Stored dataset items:

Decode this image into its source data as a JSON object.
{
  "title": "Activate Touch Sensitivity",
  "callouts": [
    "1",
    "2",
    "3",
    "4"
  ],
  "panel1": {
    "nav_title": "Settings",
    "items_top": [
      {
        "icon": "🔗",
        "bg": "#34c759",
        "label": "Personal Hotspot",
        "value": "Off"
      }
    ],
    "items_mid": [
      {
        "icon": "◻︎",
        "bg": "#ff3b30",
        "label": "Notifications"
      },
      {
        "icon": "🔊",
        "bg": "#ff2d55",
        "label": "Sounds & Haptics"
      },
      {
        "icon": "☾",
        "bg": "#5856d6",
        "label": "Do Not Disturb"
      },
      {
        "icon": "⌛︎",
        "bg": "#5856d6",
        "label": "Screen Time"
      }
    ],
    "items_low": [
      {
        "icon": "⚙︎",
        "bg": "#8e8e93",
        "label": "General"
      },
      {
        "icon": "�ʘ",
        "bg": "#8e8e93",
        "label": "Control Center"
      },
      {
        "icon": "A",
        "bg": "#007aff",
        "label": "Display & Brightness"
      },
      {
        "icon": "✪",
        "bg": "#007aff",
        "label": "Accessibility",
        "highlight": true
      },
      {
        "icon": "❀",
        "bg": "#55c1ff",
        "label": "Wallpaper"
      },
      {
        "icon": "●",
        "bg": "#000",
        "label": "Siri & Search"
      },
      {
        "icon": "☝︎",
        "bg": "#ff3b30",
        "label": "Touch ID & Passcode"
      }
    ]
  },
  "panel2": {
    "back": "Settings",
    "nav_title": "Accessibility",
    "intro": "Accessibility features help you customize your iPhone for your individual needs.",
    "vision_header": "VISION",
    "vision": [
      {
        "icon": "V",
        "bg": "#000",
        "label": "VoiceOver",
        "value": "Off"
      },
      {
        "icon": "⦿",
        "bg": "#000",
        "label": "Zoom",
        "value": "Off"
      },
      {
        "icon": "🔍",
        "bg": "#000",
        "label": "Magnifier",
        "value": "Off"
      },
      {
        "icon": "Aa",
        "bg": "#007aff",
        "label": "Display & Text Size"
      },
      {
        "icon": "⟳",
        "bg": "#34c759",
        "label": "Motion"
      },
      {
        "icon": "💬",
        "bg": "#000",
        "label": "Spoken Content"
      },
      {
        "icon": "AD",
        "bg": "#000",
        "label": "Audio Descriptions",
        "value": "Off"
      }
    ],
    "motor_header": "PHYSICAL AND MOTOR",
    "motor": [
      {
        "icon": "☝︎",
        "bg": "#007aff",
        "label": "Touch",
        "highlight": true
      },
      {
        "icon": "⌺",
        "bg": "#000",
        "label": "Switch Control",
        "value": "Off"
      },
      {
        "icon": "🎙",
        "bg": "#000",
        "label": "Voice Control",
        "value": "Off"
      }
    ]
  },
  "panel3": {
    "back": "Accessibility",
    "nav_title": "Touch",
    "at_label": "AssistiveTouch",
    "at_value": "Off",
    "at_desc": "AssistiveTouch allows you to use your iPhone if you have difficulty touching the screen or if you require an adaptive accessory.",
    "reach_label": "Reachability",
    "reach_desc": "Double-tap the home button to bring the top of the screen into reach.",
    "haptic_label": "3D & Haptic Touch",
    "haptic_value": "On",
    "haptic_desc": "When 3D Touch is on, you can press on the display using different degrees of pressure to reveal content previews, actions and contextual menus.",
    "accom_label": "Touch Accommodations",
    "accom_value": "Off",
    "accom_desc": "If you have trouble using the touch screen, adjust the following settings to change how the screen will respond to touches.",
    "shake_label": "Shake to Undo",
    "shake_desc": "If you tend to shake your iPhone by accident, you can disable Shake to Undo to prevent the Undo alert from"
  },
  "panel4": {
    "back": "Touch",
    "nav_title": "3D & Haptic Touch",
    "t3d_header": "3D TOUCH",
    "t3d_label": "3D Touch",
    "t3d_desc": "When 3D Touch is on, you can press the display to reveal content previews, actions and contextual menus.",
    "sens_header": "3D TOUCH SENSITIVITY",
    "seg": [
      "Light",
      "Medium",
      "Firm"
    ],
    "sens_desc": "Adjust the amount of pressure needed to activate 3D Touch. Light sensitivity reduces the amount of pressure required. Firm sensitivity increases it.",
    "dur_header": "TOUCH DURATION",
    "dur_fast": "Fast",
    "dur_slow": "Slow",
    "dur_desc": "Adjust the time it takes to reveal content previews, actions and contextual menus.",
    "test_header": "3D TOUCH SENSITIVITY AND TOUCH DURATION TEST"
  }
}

- **Objective**
Output the entries verbatim.

- **Exercise answer**
Decode this image into its source data as a JSON object.
{
  "title": "Activate Touch Sensitivity",
  "callouts": [
    "1",
    "2",
    "3",
    "4"
  ],
  "panel1": {
    "nav_title": "Settings",
    "items_top": [
      {
        "icon": "🔗",
        "bg": "#34c759",
        "label": "Personal Hotspot",
        "value": "Off"
      }
    ],
    "items_mid": [
      {
        "icon": "◻︎",
        "bg": "#ff3b30",
        "label": "Notifications"
      },
      {
        "icon": "🔊",
        "bg": "#ff2d55",
        "label": "Sounds & Haptics"
      },
      {
        "icon": "☾",
        "bg": "#5856d6",
        "label": "Do Not Disturb"
      },
      {
        "icon": "⌛︎",
        "bg": "#5856d6",
        "label": "Screen Time"
      }
    ],
    "items_low": [
      {
        "icon": "⚙︎",
        "bg": "#8e8e93",
        "label": "General"
      },
      {
        "icon": "�ʘ",
        "bg": "#8e8e93",
        "label": "Control Center"
      },
      {
        "icon": "A",
        "bg": "#007aff",
        "label": "Display & Brightness"
      },
      {
        "icon": "✪",
        "bg": "#007aff",
        "label": "Accessibility",
        "highlight": true
      },
      {
        "icon": "❀",
        "bg": "#55c1ff",
        "label": "Wallpaper"
      },
      {
        "icon": "●",
        "bg": "#000",
        "label": "Siri & Search"
      },
      {
        "icon": "☝︎",
        "bg": "#ff3b30",
        "label": "Touch ID & Passcode"
      }
    ]
  },
  "panel2": {
    "back": "Settings",
    "nav_title": "Accessibility",
    "intro": "Accessibility features help you customize your iPhone for your individual needs.",
    "vision_header": "VISION",
    "vision": [
      {
        "icon": "V",
        "bg": "#000",
        "label": "VoiceOver",
        "value": "Off"
      },
      {
        "icon": "⦿",
        "bg": "#000",
        "label": "Zoom",
        "value": "Off"
      },
      {
        "icon": "🔍",
        "bg": "#000",
        "label": "Magnifier",
        "value": "Off"
      },
      {
        "icon": "Aa",
        "bg": "#007aff",
        "label": "Display & Text Size"
      },
      {
        "icon": "⟳",
        "bg": "#34c759",
        "label": "Motion"
      },
      {
        "icon": "💬",
        "bg": "#000",
        "label": "Spoken Content"
      },
      {
        "icon": "AD",
        "bg": "#000",
        "label": "Audio Descriptions",
        "value": "Off"
      }
    ],
    "motor_header": "PHYSICAL AND MOTOR",
    "motor": [
      {
        "icon": "☝︎",
        "bg": "#007aff",
        "label": "Touch",
        "highlight": true
      },
      {
        "icon": "⌺",
        "bg": "#000",
        "label": "Switch Control",
        "value": "Off"
      },
      {
        "icon": "🎙",
        "bg": "#000",
        "label": "Voice Control",
        "value": "Off"
      }
    ]
  },
  "panel3": {
    "back": "Accessibility",
    "nav_title": "Touch",
    "at_label": "AssistiveTouch",
    "at_value": "Off",
    "at_desc": "AssistiveTouch allows you to use your iPhone if you have difficulty touching the screen or if you require an adaptive accessory.",
    "reach_label": "Reachability",
    "reach_desc": "Double-tap the home button to bring the top of the screen into reach.",
    "haptic_label": "3D & Haptic Touch",
    "haptic_value": "On",
    "haptic_desc": "When 3D Touch is on, you can press on the display using different degrees of pressure to reveal content previews, actions and contextual menus.",
    "accom_label": "Touch Accommodations",
    "accom_value": "Off",
    "accom_desc": "If you have trouble using the touch screen, adjust the following settings to change how the screen will respond to touches.",
    "shake_label": "Shake to Undo",
    "shake_desc": "If you tend to shake your iPhone by accident, you can disable Shake to Undo to prevent the Undo alert from"
  },
  "panel4": {
    "back": "Touch",
    "nav_title": "3D & Haptic Touch",
    "t3d_header": "3D TOUCH",
    "t3d_label": "3D Touch",
    "t3d_desc": "When 3D Touch is on, you can press the display to reveal content previews, actions and contextual menus.",
    "sens_header": "3D TOUCH SENSITIVITY",
    "seg": [
      "Light",
      "Medium",
      "Firm"
    ],
    "sens_desc": "Adjust the amount of pressure needed to activate 3D Touch. Light sensitivity reduces the amount of pressure required. Firm sensitivity increases it.",
    "dur_header": "TOUCH DURATION",
    "dur_fast": "Fast",
    "dur_slow": "Slow",
    "dur_desc": "Adjust the time it takes to reveal content previews, actions and contextual menus.",
    "test_header": "3D TOUCH SENSITIVITY AND TOUCH DURATION TEST"
  }
}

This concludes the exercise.